What is the number of lines in these entries that include "brewed"? Write that number and no other text.

# START OF DATA TO PROCESS

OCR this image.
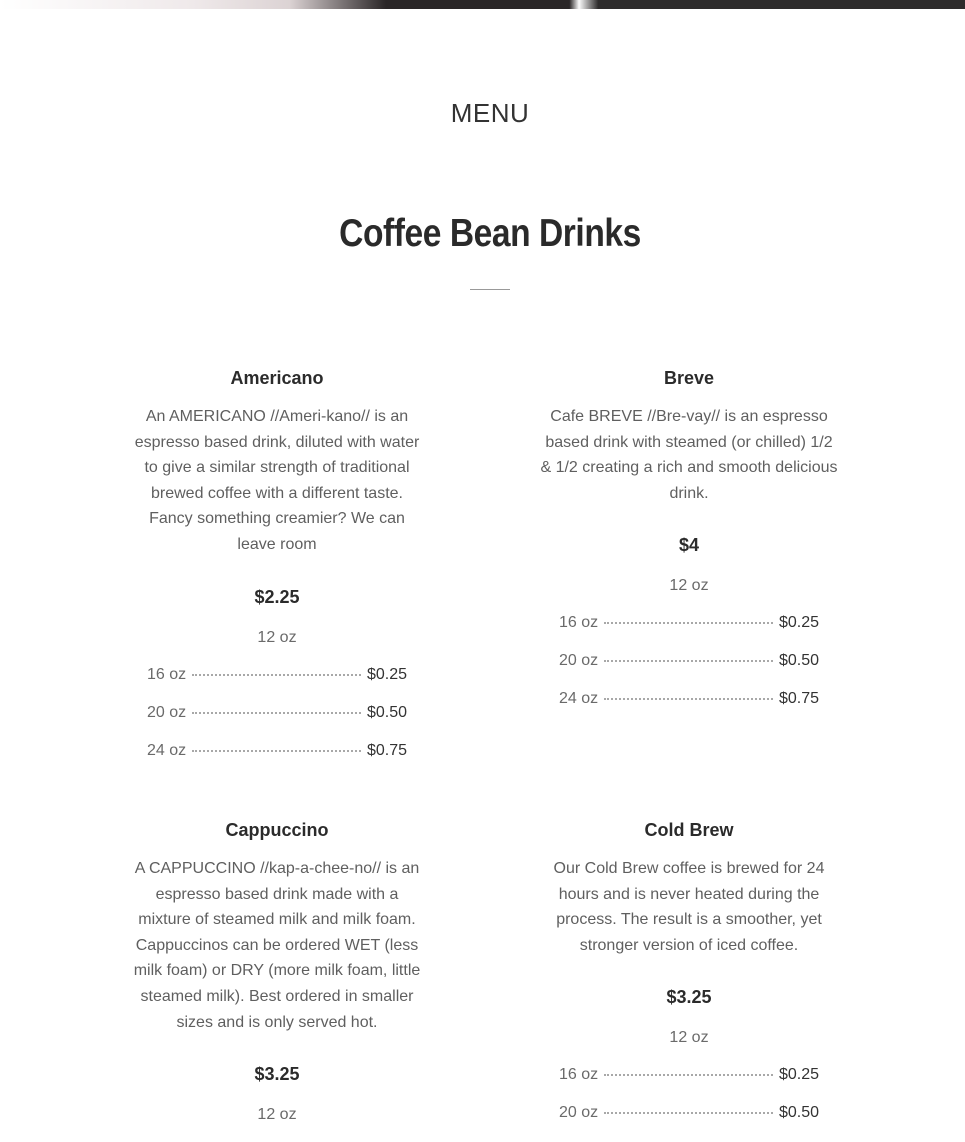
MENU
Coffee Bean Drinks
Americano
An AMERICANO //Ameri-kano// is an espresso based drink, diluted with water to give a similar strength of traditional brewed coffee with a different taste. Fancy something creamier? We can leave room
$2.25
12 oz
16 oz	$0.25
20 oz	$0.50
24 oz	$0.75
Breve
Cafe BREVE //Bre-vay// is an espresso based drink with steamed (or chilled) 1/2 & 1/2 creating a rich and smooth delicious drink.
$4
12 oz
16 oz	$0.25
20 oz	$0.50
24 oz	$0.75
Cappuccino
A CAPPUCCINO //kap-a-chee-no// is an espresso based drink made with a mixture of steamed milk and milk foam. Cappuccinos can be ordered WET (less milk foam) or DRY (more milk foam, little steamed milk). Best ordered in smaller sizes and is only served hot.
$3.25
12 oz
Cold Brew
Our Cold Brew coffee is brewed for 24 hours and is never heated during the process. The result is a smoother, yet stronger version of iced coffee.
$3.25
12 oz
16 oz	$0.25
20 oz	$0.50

# END OF DATA TO PROCESS

**TASK RESPONSE**
2